**SHORT PROBLEM:**
Search the listing below for the string "available" and show each line that contains it.

::::::::::

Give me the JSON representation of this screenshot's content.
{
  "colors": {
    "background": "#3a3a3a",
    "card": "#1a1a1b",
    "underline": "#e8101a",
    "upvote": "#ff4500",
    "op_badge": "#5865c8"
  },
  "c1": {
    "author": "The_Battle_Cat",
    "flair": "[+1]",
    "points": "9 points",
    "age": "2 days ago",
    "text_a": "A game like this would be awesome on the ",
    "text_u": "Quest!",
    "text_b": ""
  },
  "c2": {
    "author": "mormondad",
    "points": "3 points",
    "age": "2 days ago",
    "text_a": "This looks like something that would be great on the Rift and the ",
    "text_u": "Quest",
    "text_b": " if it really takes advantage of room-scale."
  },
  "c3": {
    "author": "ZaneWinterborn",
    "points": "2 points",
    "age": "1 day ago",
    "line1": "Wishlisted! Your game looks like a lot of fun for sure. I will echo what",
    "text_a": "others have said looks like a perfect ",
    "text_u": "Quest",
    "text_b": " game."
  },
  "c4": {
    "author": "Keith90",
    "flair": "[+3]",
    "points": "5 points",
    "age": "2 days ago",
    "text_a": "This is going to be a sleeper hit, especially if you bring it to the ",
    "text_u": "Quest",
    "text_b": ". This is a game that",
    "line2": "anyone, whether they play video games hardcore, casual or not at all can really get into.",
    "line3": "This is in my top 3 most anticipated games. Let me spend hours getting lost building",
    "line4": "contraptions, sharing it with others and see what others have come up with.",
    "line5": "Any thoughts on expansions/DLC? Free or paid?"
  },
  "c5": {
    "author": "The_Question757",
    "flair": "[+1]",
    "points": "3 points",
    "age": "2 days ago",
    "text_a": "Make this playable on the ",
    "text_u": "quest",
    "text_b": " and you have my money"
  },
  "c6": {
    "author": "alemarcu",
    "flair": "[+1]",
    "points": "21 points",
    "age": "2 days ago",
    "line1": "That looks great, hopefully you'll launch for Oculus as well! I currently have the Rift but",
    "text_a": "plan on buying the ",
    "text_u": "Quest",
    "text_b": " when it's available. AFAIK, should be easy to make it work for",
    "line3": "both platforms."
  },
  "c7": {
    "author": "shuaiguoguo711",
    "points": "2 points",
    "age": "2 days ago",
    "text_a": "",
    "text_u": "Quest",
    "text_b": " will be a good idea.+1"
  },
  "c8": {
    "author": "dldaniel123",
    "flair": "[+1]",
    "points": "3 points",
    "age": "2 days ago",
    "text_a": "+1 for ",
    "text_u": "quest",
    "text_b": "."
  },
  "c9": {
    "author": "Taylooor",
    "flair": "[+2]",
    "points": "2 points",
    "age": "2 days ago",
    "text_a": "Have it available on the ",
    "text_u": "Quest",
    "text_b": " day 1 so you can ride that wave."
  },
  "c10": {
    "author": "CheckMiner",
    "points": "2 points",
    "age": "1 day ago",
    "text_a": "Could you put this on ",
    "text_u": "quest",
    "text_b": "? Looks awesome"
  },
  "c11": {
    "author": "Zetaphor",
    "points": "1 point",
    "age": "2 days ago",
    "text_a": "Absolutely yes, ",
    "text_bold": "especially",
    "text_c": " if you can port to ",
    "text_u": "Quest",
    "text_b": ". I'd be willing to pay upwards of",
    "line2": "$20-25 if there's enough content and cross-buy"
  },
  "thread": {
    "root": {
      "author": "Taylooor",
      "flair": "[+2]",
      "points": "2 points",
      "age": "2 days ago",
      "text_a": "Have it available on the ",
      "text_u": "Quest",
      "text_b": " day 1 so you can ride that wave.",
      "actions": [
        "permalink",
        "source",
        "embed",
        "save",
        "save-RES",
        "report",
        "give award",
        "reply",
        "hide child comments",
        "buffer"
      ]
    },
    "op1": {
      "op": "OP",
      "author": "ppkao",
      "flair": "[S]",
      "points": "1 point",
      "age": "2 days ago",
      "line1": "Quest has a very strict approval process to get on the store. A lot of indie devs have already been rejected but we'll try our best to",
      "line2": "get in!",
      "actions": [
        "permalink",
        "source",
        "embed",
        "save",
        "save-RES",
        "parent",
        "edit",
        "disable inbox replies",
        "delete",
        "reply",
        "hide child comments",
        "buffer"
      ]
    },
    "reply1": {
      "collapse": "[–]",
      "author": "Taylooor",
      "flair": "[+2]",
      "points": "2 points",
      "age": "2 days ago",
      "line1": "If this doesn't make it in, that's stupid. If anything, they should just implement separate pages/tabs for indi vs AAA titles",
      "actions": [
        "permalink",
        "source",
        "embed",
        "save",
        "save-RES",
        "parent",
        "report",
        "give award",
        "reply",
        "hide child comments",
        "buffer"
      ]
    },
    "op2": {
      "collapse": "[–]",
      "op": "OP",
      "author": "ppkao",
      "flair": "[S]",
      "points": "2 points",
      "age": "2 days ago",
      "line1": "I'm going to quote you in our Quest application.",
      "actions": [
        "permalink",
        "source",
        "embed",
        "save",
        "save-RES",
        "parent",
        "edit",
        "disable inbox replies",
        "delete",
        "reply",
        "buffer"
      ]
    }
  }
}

::::::::::

**OUTPUT OF THE EXERCISE:**
    "text_b": " when it's available. AFAIK, should be easy to make it work for",
    "text_a": "Have it available on the ",
      "text_a": "Have it available on the ",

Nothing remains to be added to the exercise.